§ **Extracted material**:

--------

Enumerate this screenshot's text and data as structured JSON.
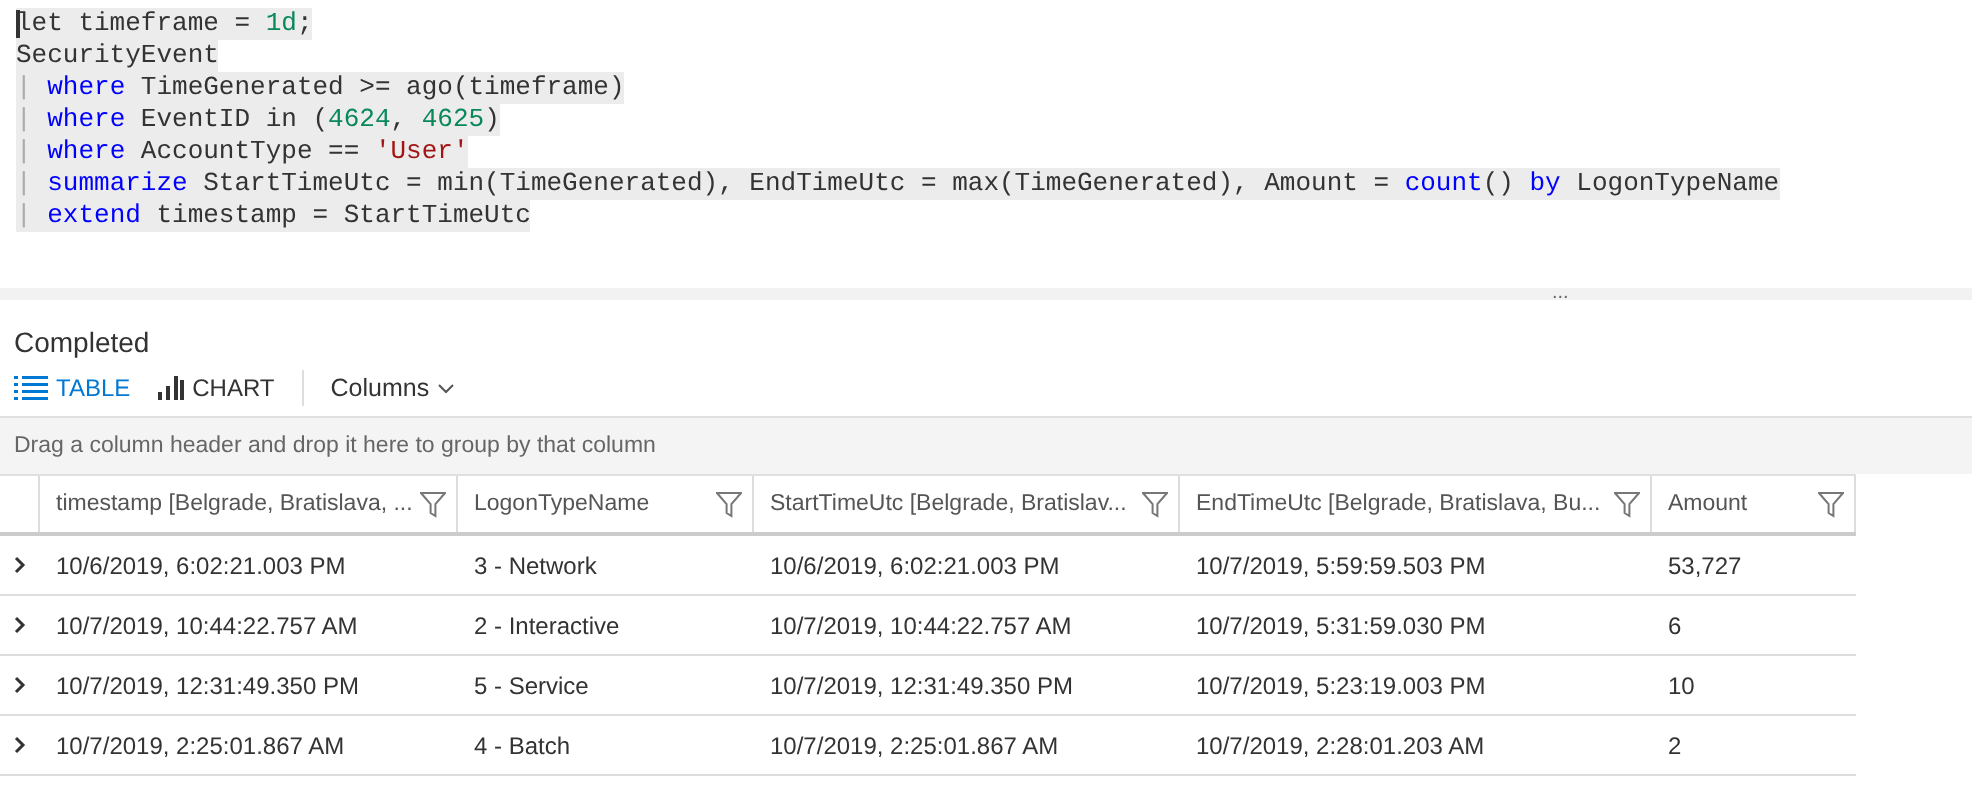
{
  "query_editor": {
    "lines": [
      {
        "tokens": [
          {
            "kind": "plain",
            "text": "let timeframe = "
          },
          {
            "kind": "number",
            "text": "1d"
          },
          {
            "kind": "plain",
            "text": ";"
          }
        ]
      },
      {
        "tokens": [
          {
            "kind": "plain",
            "text": "SecurityEvent"
          }
        ]
      },
      {
        "tokens": [
          {
            "kind": "pipe",
            "text": "| "
          },
          {
            "kind": "keyword",
            "text": "where"
          },
          {
            "kind": "plain",
            "text": " TimeGenerated >= ago(timeframe)"
          }
        ]
      },
      {
        "tokens": [
          {
            "kind": "pipe",
            "text": "| "
          },
          {
            "kind": "keyword",
            "text": "where"
          },
          {
            "kind": "plain",
            "text": " EventID in ("
          },
          {
            "kind": "number",
            "text": "4624"
          },
          {
            "kind": "plain",
            "text": ", "
          },
          {
            "kind": "number",
            "text": "4625"
          },
          {
            "kind": "plain",
            "text": ")"
          }
        ]
      },
      {
        "tokens": [
          {
            "kind": "pipe",
            "text": "| "
          },
          {
            "kind": "keyword",
            "text": "where"
          },
          {
            "kind": "plain",
            "text": " AccountType == "
          },
          {
            "kind": "string",
            "text": "'User'"
          }
        ]
      },
      {
        "tokens": [
          {
            "kind": "pipe",
            "text": "| "
          },
          {
            "kind": "keyword",
            "text": "summarize"
          },
          {
            "kind": "plain",
            "text": " StartTimeUtc = min(TimeGenerated), EndTimeUtc = max(TimeGenerated), Amount = "
          },
          {
            "kind": "keyword",
            "text": "count"
          },
          {
            "kind": "plain",
            "text": "() "
          },
          {
            "kind": "keyword",
            "text": "by"
          },
          {
            "kind": "plain",
            "text": " LogonTypeName"
          }
        ]
      },
      {
        "tokens": [
          {
            "kind": "pipe",
            "text": "| "
          },
          {
            "kind": "keyword",
            "text": "extend"
          },
          {
            "kind": "plain",
            "text": " timestamp = StartTimeUtc"
          }
        ]
      }
    ],
    "splitter": "..."
  },
  "status": "Completed",
  "view_tabs": [
    {
      "label": "TABLE",
      "selected": true
    },
    {
      "label": "CHART",
      "selected": false
    }
  ],
  "columns_menu": "Columns",
  "group_hint": "Drag a column header and drop it here to group by that column",
  "table": {
    "columns": [
      "timestamp [Belgrade, Bratislava, ...",
      "LogonTypeName",
      "StartTimeUtc [Belgrade, Bratislav...",
      "EndTimeUtc [Belgrade, Bratislava, Bu...",
      "Amount"
    ],
    "rows": [
      [
        "10/6/2019, 6:02:21.003 PM",
        "3 - Network",
        "10/6/2019, 6:02:21.003 PM",
        "10/7/2019, 5:59:59.503 PM",
        "53,727"
      ],
      [
        "10/7/2019, 10:44:22.757 AM",
        "2 - Interactive",
        "10/7/2019, 10:44:22.757 AM",
        "10/7/2019, 5:31:59.030 PM",
        "6"
      ],
      [
        "10/7/2019, 12:31:49.350 PM",
        "5 - Service",
        "10/7/2019, 12:31:49.350 PM",
        "10/7/2019, 5:23:19.003 PM",
        "10"
      ],
      [
        "10/7/2019, 2:25:01.867 AM",
        "4 - Batch",
        "10/7/2019, 2:25:01.867 AM",
        "10/7/2019, 2:28:01.203 AM",
        "2"
      ]
    ]
  }
}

--------

Copy every line of the listing where the word "Bratislava" appears.

§ **Result for this task**:
      "timestamp [Belgrade, Bratislava, ...",
      "EndTimeUtc [Belgrade, Bratislava, Bu...",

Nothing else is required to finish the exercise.